SET EXERCISE:
Determine the number of lines where "этики" occurs and reply with that number by itself.
================================
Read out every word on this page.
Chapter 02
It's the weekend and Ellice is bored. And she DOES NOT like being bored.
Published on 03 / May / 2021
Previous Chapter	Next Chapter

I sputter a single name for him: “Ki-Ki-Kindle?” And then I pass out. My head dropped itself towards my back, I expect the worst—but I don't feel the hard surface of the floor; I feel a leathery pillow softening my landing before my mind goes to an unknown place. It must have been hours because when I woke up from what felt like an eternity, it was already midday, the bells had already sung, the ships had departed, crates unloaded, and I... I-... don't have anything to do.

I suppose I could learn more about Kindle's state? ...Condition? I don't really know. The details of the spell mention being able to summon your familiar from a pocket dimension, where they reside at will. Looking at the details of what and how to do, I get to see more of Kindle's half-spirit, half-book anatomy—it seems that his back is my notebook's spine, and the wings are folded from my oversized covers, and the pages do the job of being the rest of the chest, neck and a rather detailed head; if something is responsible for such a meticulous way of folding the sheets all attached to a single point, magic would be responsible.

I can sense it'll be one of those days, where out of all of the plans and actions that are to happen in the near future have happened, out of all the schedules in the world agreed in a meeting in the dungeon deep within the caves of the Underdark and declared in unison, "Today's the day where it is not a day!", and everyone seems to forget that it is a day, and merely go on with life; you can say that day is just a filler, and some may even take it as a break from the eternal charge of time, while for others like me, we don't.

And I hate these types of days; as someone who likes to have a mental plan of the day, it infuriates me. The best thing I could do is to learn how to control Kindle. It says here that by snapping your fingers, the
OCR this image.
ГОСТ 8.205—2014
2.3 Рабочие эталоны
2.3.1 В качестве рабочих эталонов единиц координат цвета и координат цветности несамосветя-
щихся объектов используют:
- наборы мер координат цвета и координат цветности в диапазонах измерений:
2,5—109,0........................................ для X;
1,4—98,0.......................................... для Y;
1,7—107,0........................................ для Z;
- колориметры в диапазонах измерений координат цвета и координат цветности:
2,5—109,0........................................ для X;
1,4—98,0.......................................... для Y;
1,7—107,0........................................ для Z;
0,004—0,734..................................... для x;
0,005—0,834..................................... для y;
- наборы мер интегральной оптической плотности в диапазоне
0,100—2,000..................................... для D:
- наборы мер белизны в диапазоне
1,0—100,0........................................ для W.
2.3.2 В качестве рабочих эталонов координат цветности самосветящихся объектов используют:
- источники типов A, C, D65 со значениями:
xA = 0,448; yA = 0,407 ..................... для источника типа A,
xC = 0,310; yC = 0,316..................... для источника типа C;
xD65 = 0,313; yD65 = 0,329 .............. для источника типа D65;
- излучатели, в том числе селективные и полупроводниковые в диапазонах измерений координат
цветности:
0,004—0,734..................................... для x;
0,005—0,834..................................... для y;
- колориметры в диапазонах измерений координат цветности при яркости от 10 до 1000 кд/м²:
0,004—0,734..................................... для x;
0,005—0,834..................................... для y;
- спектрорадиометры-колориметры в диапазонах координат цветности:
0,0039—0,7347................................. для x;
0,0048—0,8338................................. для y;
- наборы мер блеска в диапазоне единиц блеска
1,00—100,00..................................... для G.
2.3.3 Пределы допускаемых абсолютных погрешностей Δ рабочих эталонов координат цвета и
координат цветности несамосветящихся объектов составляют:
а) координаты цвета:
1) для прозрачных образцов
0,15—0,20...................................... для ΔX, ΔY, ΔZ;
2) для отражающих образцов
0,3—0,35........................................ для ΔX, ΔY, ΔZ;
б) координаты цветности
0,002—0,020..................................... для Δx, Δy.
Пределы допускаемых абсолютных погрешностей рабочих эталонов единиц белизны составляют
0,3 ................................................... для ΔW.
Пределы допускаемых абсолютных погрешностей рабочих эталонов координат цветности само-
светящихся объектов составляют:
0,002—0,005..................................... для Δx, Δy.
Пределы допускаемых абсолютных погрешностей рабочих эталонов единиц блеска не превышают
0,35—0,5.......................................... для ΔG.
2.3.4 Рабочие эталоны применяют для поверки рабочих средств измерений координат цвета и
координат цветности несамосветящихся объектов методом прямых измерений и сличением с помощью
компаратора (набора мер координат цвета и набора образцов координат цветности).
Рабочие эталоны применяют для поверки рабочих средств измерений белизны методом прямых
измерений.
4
================================
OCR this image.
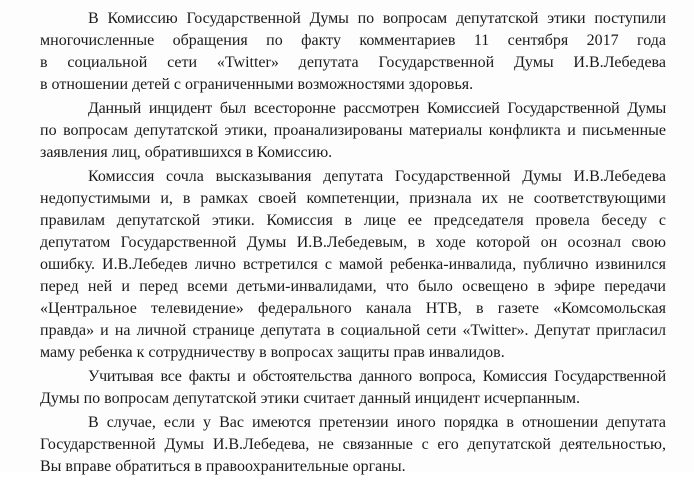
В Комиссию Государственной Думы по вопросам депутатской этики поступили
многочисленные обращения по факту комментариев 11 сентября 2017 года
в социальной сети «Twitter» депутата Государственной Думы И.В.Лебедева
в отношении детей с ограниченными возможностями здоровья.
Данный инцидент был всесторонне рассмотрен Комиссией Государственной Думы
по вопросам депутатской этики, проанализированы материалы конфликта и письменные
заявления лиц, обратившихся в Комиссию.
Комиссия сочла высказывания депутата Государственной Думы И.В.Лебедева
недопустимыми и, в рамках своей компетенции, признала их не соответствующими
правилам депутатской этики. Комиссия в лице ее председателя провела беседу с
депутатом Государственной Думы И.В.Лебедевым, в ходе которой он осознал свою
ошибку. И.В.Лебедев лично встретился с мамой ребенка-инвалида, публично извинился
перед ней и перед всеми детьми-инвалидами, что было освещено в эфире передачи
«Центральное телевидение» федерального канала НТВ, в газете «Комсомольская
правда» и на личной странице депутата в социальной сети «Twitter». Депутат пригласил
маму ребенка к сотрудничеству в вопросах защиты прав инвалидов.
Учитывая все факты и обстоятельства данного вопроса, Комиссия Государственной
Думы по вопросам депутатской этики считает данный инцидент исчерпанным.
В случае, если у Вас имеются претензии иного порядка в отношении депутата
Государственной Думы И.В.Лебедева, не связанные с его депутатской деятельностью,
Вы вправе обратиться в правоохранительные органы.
================================
EXERCISE SOLUTION:
4